Raw records:
• • • •

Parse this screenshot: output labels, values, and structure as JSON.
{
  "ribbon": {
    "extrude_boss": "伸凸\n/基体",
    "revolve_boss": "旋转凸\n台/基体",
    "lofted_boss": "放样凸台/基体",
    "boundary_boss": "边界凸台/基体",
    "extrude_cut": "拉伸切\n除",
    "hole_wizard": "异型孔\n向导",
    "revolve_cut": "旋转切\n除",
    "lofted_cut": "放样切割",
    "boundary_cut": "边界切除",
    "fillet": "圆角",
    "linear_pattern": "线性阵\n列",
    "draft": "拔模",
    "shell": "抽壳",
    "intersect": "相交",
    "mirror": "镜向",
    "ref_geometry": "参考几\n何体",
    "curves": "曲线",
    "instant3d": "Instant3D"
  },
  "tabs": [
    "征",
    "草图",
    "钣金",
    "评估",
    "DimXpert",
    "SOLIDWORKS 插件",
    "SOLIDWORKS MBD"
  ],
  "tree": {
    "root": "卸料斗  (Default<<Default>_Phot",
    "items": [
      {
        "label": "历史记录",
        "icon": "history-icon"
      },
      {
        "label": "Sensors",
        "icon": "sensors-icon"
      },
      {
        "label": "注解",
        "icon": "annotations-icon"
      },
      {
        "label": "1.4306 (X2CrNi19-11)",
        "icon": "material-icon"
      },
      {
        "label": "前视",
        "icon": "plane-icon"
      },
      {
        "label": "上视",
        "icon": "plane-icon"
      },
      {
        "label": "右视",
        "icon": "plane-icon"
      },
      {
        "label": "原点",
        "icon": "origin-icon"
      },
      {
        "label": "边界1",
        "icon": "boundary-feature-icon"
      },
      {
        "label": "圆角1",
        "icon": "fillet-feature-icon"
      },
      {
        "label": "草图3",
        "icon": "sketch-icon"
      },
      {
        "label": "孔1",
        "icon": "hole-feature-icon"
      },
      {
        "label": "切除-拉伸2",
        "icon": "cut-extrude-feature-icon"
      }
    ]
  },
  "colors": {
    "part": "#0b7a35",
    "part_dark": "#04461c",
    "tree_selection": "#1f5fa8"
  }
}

• • • •

## Stated problem
From the records above, extract every line exactly as it stands.

## Task solution
Parse this screenshot: output labels, values, and structure as JSON.
{
  "ribbon": {
    "extrude_boss": "伸凸\n/基体",
    "revolve_boss": "旋转凸\n台/基体",
    "lofted_boss": "放样凸台/基体",
    "boundary_boss": "边界凸台/基体",
    "extrude_cut": "拉伸切\n除",
    "hole_wizard": "异型孔\n向导",
    "revolve_cut": "旋转切\n除",
    "lofted_cut": "放样切割",
    "boundary_cut": "边界切除",
    "fillet": "圆角",
    "linear_pattern": "线性阵\n列",
    "draft": "拔模",
    "shell": "抽壳",
    "intersect": "相交",
    "mirror": "镜向",
    "ref_geometry": "参考几\n何体",
    "curves": "曲线",
    "instant3d": "Instant3D"
  },
  "tabs": [
    "征",
    "草图",
    "钣金",
    "评估",
    "DimXpert",
    "SOLIDWORKS 插件",
    "SOLIDWORKS MBD"
  ],
  "tree": {
    "root": "卸料斗  (Default<<Default>_Phot",
    "items": [
      {
        "label": "历史记录",
        "icon": "history-icon"
      },
      {
        "label": "Sensors",
        "icon": "sensors-icon"
      },
      {
        "label": "注解",
        "icon": "annotations-icon"
      },
      {
        "label": "1.4306 (X2CrNi19-11)",
        "icon": "material-icon"
      },
      {
        "label": "前视",
        "icon": "plane-icon"
      },
      {
        "label": "上视",
        "icon": "plane-icon"
      },
      {
        "label": "右视",
        "icon": "plane-icon"
      },
      {
        "label": "原点",
        "icon": "origin-icon"
      },
      {
        "label": "边界1",
        "icon": "boundary-feature-icon"
      },
      {
        "label": "圆角1",
        "icon": "fillet-feature-icon"
      },
      {
        "label": "草图3",
        "icon": "sketch-icon"
      },
      {
        "label": "孔1",
        "icon": "hole-feature-icon"
      },
      {
        "label": "切除-拉伸2",
        "icon": "cut-extrude-feature-icon"
      }
    ]
  },
  "colors": {
    "part": "#0b7a35",
    "part_dark": "#04461c",
    "tree_selection": "#1f5fa8"
  }
}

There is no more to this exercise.